### YOUR OBJECTIVE
Exactly repeat the material, dropping every picture from the copy.

━━━━━ SOURCE RECORDS ━━━━━

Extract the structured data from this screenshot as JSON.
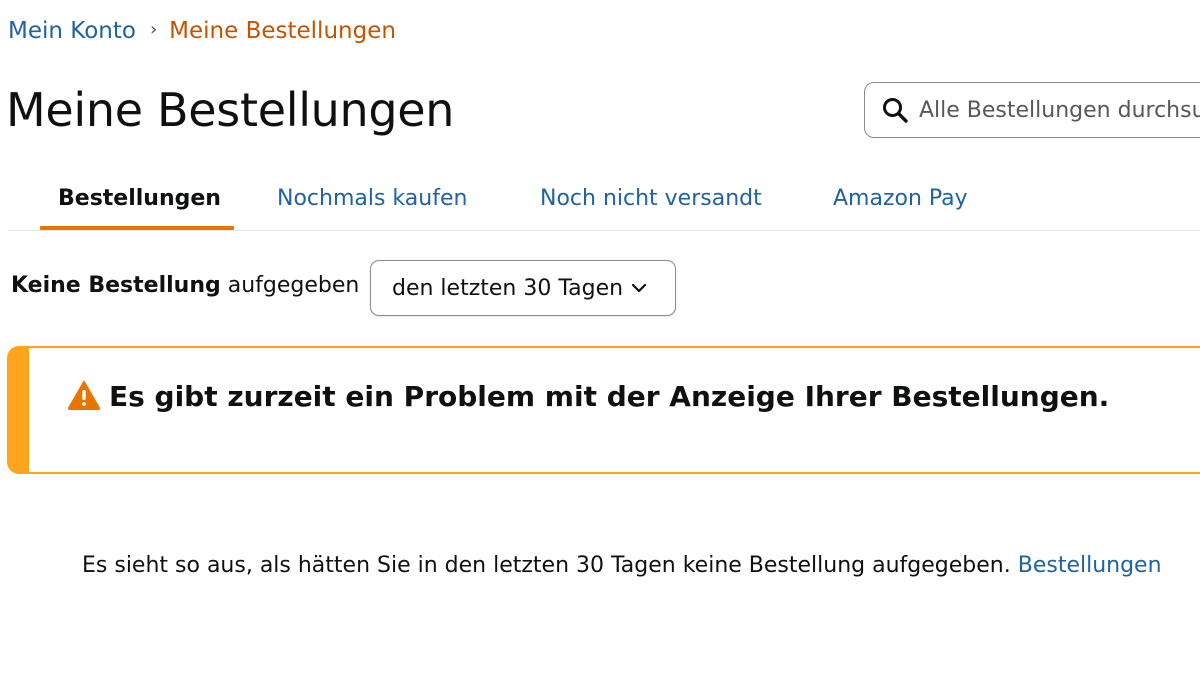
{
  "breadcrumb": {
    "account": "Mein Konto",
    "separator": "›",
    "current": "Meine Bestellungen"
  },
  "page": {
    "title": "Meine Bestellungen"
  },
  "search": {
    "placeholder": "Alle Bestellungen durchsuchen",
    "value": "",
    "icon": "search-icon"
  },
  "tabs": [
    {
      "label": "Bestellungen",
      "active": true
    },
    {
      "label": "Nochmals kaufen",
      "active": false
    },
    {
      "label": "Noch nicht versandt",
      "active": false
    },
    {
      "label": "Amazon Pay",
      "active": false
    }
  ],
  "filter": {
    "label_bold": "Keine Bestellung",
    "label_rest": "aufgegeben",
    "period_selected": "den letzten 30 Tagen"
  },
  "alert": {
    "message": "Es gibt zurzeit ein Problem mit der Anzeige Ihrer Bestellungen.",
    "icon": "warning-icon"
  },
  "empty_state": {
    "message": "Es sieht so aus, als hätten Sie in den letzten 30 Tagen keine Bestellung aufgegeben.",
    "link": "Bestellungen"
  },
  "colors": {
    "link": "#2162a1",
    "breadcrumb_current": "#c45500",
    "tab_underline": "#e77600",
    "alert_border": "#ffa41c"
  }
}
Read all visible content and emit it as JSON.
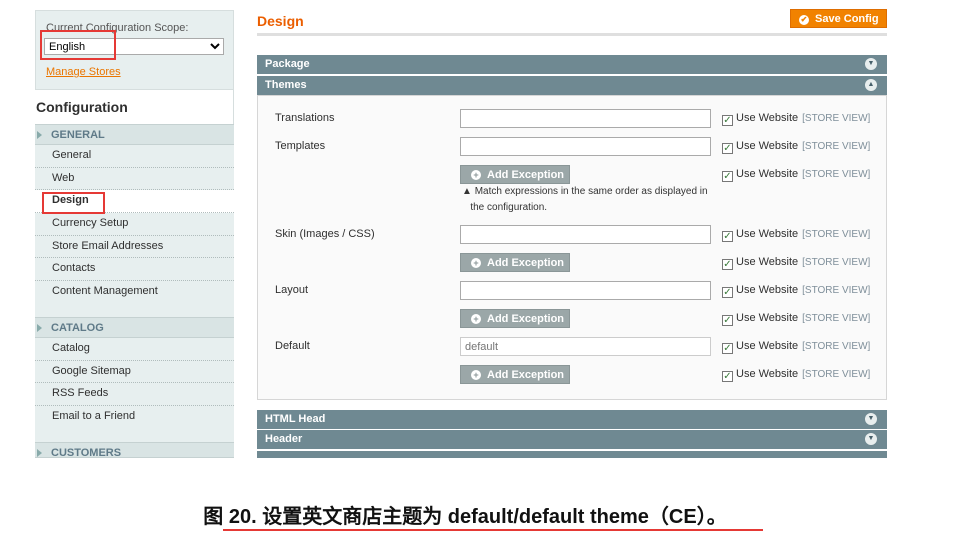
{
  "scope": {
    "label": "Current Configuration Scope:",
    "value": "English",
    "manage_link": "Manage Stores"
  },
  "sidebar": {
    "title": "Configuration",
    "sections": [
      {
        "label": "GENERAL",
        "items": [
          "General",
          "Web",
          "Design",
          "Currency Setup",
          "Store Email Addresses",
          "Contacts",
          "Content Management"
        ]
      },
      {
        "label": "CATALOG",
        "items": [
          "Catalog",
          "Google Sitemap",
          "RSS Feeds",
          "Email to a Friend"
        ]
      },
      {
        "label": "CUSTOMERS"
      }
    ],
    "active": "Design"
  },
  "main": {
    "title": "Design",
    "save_label": "Save Config",
    "sections": {
      "package": "Package",
      "themes": "Themes",
      "html_head": "HTML Head",
      "header": "Header"
    },
    "fields": [
      {
        "label": "Translations",
        "value": ""
      },
      {
        "label": "Templates",
        "value": ""
      },
      {
        "label": "Skin (Images / CSS)",
        "value": ""
      },
      {
        "label": "Layout",
        "value": ""
      },
      {
        "label": "Default",
        "value": "",
        "placeholder": "default"
      }
    ],
    "add_exception": "Add Exception",
    "note": [
      "Match expressions in the same order as displayed in",
      "the configuration."
    ],
    "use_website": "Use Website",
    "store_view": "[STORE VIEW]"
  },
  "caption": {
    "prefix": "图 20.",
    "text": "设置英文商店主题为 default/default theme（CE）。"
  },
  "colors": {
    "accent": "#eb5e00",
    "section_bar": "#6f8992",
    "highlight": "#e53935"
  }
}
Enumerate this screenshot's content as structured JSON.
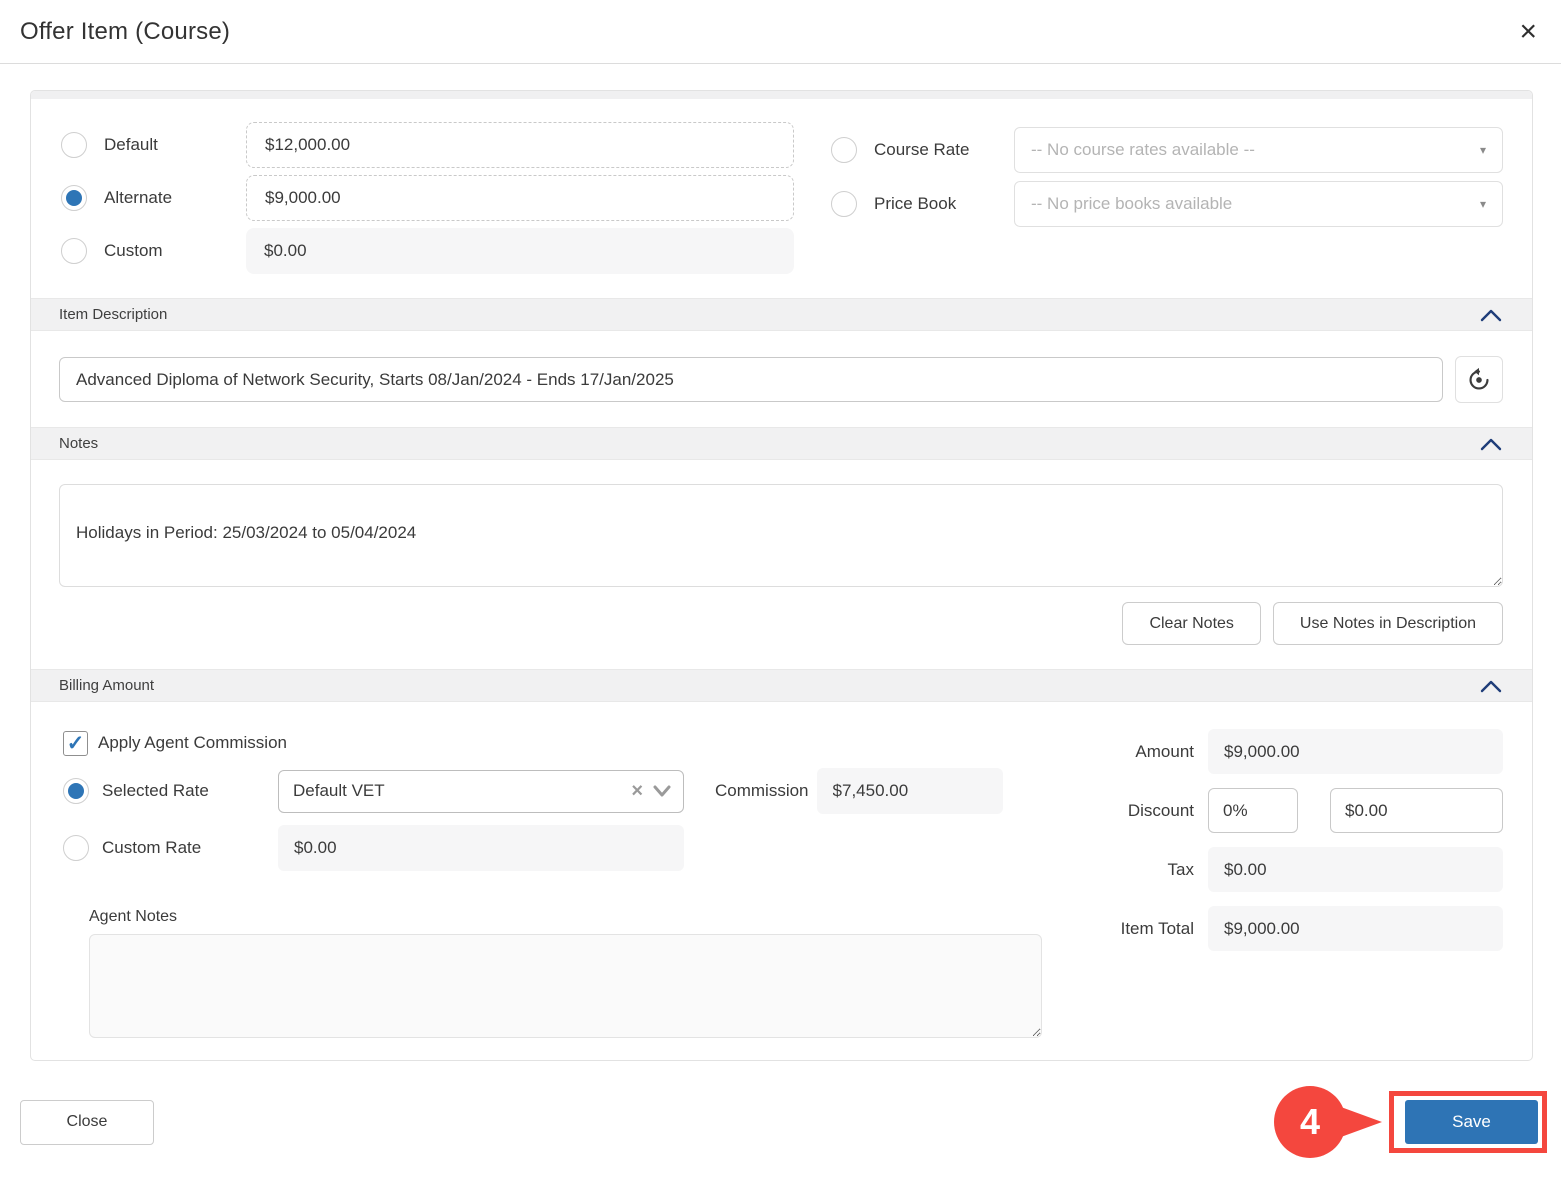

━━━━━

### EXPECTED OUTPUT
Extract the structured data from this screenshot as JSON.
{
  "breadcrumb": {
    "account": "Mein Konto",
    "separator": "›",
    "current": "Meine Bestellungen"
  },
  "page": {
    "title": "Meine Bestellungen"
  },
  "search": {
    "placeholder": "Alle Bestellungen durchsuchen",
    "value": "",
    "icon": "search-icon"
  },
  "tabs": [
    {
      "label": "Bestellungen",
      "active": true
    },
    {
      "label": "Nochmals kaufen",
      "active": false
    },
    {
      "label": "Noch nicht versandt",
      "active": false
    },
    {
      "label": "Amazon Pay",
      "active": false
    }
  ],
  "filter": {
    "label_bold": "Keine Bestellung",
    "label_rest": "aufgegeben",
    "period_selected": "den letzten 30 Tagen"
  },
  "alert": {
    "message": "Es gibt zurzeit ein Problem mit der Anzeige Ihrer Bestellungen.",
    "icon": "warning-icon"
  },
  "empty_state": {
    "message": "Es sieht so aus, als hätten Sie in den letzten 30 Tagen keine Bestellung aufgegeben.",
    "link": "Bestellungen"
  },
  "colors": {
    "link": "#2162a1",
    "breadcrumb_current": "#c45500",
    "tab_underline": "#e77600",
    "alert_border": "#ffa41c"
  }
}
Read all visible content and emit it as JSON.
{
  "scope": {
    "label": "Current Configuration Scope:",
    "value": "English",
    "manage_link": "Manage Stores"
  },
  "sidebar": {
    "title": "Configuration",
    "sections": [
      {
        "label": "GENERAL",
        "items": [
          "General",
          "Web",
          "Design",
          "Currency Setup",
          "Store Email Addresses",
          "Contacts",
          "Content Management"
        ]
      },
      {
        "label": "CATALOG",
        "items": [
          "Catalog",
          "Google Sitemap",
          "RSS Feeds",
          "Email to a Friend"
        ]
      },
      {
        "label": "CUSTOMERS"
      }
    ],
    "active": "Design"
  },
  "main": {
    "title": "Design",
    "save_label": "Save Config",
    "sections": {
      "package": "Package",
      "themes": "Themes",
      "html_head": "HTML Head",
      "header": "Header"
    },
    "fields": [
      {
        "label": "Translations",
        "value": ""
      },
      {
        "label": "Templates",
        "value": ""
      },
      {
        "label": "Skin (Images / CSS)",
        "value": ""
      },
      {
        "label": "Layout",
        "value": ""
      },
      {
        "label": "Default",
        "value": "",
        "placeholder": "default"
      }
    ],
    "add_exception": "Add Exception",
    "note": [
      "Match expressions in the same order as displayed in",
      "the configuration."
    ],
    "use_website": "Use Website",
    "store_view": "[STORE VIEW]"
  },
  "caption": {
    "prefix": "图 20.",
    "text": "设置英文商店主题为 default/default theme（CE）。"
  },
  "colors": {
    "accent": "#eb5e00",
    "section_bar": "#6f8992",
    "highlight": "#e53935"
  }
}
Enumerate this screenshot's content as structured JSON.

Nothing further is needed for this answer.